Do this – Some lines in the listing below may include the string "членов". How many are there? Give only the number.

Input rows –
- - - -

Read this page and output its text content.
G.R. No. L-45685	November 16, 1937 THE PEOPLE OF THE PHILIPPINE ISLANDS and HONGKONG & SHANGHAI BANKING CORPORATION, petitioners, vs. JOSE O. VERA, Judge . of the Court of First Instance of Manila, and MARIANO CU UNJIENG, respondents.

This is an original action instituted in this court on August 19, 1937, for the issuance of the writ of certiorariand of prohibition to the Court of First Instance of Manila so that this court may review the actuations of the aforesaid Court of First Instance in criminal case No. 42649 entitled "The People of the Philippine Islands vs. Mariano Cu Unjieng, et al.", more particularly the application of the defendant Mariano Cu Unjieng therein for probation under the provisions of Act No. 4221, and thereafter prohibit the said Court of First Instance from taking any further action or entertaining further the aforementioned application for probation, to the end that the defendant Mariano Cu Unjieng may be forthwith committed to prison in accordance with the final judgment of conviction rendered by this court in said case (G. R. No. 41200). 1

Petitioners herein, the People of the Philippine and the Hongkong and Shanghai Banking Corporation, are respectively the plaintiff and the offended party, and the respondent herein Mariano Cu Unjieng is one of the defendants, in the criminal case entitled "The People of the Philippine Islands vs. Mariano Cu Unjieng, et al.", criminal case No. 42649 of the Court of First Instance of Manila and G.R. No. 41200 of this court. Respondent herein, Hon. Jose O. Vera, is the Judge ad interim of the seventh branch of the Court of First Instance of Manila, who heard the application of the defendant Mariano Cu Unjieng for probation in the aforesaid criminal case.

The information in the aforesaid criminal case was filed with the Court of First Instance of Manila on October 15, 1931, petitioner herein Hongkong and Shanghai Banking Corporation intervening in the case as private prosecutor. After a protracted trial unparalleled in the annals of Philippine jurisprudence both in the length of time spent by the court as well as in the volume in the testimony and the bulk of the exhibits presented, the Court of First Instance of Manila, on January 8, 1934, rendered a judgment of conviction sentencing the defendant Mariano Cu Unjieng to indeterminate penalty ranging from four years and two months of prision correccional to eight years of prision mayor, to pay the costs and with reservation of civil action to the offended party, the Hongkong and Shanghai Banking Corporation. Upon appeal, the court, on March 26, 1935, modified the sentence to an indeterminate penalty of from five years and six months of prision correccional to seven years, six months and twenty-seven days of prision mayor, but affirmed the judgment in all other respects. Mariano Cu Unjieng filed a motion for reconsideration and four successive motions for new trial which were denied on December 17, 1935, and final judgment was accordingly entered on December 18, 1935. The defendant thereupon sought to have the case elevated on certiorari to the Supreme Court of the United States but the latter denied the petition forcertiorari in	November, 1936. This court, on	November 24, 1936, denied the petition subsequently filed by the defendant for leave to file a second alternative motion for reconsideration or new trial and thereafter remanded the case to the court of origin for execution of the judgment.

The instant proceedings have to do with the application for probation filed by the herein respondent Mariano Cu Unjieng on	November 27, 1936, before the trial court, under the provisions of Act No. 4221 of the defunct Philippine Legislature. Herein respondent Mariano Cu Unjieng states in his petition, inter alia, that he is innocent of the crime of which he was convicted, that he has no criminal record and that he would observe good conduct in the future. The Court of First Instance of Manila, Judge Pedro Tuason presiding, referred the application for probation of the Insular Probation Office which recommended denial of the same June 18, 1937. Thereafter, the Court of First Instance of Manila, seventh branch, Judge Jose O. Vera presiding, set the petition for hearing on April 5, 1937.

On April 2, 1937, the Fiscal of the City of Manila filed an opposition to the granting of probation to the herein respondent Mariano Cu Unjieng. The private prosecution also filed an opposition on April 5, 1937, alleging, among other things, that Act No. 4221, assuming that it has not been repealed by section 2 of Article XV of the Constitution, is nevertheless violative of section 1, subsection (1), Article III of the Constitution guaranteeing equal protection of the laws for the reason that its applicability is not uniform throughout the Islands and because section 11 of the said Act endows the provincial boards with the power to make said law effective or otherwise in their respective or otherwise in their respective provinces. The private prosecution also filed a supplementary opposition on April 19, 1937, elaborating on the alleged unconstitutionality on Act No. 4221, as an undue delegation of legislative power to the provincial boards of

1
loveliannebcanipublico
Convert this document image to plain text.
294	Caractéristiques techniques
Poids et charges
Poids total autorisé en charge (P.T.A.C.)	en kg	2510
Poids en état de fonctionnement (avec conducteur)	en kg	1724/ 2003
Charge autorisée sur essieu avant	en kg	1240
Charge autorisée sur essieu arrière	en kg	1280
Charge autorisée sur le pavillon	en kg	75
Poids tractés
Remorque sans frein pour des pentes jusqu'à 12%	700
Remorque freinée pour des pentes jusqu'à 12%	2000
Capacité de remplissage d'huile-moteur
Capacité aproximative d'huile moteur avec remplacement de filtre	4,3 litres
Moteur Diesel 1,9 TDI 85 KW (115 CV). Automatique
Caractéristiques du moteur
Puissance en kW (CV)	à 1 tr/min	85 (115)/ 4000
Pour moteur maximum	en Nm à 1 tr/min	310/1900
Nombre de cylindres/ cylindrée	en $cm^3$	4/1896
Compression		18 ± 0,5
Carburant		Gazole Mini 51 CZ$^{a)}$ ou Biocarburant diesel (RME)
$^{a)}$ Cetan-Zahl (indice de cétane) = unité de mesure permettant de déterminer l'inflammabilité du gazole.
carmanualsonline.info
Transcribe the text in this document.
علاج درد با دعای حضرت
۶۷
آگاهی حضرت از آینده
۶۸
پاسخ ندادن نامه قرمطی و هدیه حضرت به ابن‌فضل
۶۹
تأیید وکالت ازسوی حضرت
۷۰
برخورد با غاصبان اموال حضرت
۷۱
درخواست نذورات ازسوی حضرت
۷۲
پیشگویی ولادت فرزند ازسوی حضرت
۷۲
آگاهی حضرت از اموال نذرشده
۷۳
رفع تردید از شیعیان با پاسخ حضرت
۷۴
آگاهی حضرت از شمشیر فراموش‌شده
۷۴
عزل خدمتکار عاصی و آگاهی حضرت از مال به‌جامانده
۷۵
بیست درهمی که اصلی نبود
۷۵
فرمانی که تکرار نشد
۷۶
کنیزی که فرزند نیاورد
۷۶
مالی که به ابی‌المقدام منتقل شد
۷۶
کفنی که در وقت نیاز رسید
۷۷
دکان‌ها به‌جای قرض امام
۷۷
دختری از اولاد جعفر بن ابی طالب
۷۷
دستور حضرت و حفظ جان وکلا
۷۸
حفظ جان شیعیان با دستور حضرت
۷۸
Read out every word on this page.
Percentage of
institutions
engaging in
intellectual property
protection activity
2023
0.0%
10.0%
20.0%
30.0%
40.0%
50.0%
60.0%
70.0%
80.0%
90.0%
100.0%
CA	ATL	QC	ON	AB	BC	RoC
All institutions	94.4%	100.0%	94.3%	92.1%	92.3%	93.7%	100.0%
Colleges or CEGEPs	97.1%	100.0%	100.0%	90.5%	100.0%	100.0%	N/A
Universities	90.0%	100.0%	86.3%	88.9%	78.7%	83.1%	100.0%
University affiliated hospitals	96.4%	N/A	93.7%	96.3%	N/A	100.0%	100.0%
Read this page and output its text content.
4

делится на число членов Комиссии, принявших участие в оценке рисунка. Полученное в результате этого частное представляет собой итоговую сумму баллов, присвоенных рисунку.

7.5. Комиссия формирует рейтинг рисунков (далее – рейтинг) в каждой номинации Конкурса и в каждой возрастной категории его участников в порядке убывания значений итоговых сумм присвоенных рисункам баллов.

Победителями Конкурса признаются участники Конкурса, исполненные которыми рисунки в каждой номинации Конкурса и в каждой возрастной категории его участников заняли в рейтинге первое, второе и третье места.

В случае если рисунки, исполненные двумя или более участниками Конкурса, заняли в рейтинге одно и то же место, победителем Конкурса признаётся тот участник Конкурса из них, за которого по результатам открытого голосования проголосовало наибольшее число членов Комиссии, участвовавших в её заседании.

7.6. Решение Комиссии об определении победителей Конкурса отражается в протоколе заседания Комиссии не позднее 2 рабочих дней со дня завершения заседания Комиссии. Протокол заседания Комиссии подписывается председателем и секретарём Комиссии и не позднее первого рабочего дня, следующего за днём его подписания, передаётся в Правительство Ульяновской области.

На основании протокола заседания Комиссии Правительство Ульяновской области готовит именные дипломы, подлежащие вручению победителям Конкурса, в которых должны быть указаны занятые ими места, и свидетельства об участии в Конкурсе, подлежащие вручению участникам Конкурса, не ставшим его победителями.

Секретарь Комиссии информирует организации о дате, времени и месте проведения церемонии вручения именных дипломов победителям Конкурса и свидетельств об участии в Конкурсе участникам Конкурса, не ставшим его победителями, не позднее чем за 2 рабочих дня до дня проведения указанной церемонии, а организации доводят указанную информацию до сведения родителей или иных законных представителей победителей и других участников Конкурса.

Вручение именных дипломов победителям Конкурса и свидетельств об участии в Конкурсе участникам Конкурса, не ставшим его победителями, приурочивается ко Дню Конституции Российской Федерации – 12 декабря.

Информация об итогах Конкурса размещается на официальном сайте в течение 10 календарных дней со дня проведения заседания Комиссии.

- - - -

Task output – 2